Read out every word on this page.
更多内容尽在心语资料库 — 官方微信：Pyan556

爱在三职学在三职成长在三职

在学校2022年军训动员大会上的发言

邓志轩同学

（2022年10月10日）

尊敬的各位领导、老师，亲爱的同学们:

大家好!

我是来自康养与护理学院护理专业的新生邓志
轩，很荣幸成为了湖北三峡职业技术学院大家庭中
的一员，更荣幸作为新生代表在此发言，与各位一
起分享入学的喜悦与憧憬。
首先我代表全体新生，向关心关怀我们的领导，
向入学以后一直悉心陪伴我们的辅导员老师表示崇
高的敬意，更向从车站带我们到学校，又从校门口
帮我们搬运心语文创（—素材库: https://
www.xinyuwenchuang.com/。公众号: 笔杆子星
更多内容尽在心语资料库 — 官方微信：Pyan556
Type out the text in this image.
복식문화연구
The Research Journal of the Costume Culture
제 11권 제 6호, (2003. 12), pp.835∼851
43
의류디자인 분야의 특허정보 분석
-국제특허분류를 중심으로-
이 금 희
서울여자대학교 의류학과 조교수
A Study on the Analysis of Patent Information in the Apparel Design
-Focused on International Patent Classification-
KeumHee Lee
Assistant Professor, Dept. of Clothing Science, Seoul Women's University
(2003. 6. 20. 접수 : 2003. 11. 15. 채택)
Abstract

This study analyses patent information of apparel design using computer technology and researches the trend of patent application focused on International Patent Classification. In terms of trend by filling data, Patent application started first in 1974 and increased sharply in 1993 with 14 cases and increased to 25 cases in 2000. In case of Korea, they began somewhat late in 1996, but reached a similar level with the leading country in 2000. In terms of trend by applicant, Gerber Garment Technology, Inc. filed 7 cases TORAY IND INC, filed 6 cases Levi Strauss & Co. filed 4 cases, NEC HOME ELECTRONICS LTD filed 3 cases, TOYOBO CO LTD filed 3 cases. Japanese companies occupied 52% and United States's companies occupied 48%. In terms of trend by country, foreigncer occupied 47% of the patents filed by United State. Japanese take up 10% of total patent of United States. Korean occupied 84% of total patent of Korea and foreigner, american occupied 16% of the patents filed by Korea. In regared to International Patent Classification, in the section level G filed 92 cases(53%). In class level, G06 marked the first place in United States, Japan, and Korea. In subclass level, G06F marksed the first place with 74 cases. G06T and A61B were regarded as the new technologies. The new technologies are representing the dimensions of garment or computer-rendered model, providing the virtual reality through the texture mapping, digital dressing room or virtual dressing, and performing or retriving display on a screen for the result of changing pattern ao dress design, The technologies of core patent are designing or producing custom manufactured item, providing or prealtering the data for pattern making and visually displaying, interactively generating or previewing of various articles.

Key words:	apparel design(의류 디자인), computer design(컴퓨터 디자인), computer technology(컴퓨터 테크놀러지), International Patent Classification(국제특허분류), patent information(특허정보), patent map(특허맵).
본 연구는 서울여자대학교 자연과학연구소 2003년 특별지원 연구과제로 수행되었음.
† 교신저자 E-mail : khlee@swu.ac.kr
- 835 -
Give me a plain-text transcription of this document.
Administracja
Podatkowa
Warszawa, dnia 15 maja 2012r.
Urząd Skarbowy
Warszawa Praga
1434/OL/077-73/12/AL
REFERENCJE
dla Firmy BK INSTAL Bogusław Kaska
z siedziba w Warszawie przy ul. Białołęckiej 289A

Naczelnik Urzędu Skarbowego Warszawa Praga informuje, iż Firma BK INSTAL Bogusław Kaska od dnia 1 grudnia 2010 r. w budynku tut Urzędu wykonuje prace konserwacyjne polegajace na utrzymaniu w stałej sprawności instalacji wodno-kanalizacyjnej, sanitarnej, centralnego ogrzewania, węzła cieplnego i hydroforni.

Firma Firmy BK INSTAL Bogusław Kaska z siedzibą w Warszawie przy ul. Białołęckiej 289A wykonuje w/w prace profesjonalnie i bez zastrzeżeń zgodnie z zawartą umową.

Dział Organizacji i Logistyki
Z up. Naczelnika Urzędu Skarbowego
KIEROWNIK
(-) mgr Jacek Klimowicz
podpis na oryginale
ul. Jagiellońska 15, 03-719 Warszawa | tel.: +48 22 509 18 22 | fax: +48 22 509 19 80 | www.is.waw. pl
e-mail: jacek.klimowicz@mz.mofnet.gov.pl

○ ○ ○

## Task:
Determine how many lines in the data above contain the string "Bogusław". Give nothing except the number.

## Exercise solution:
3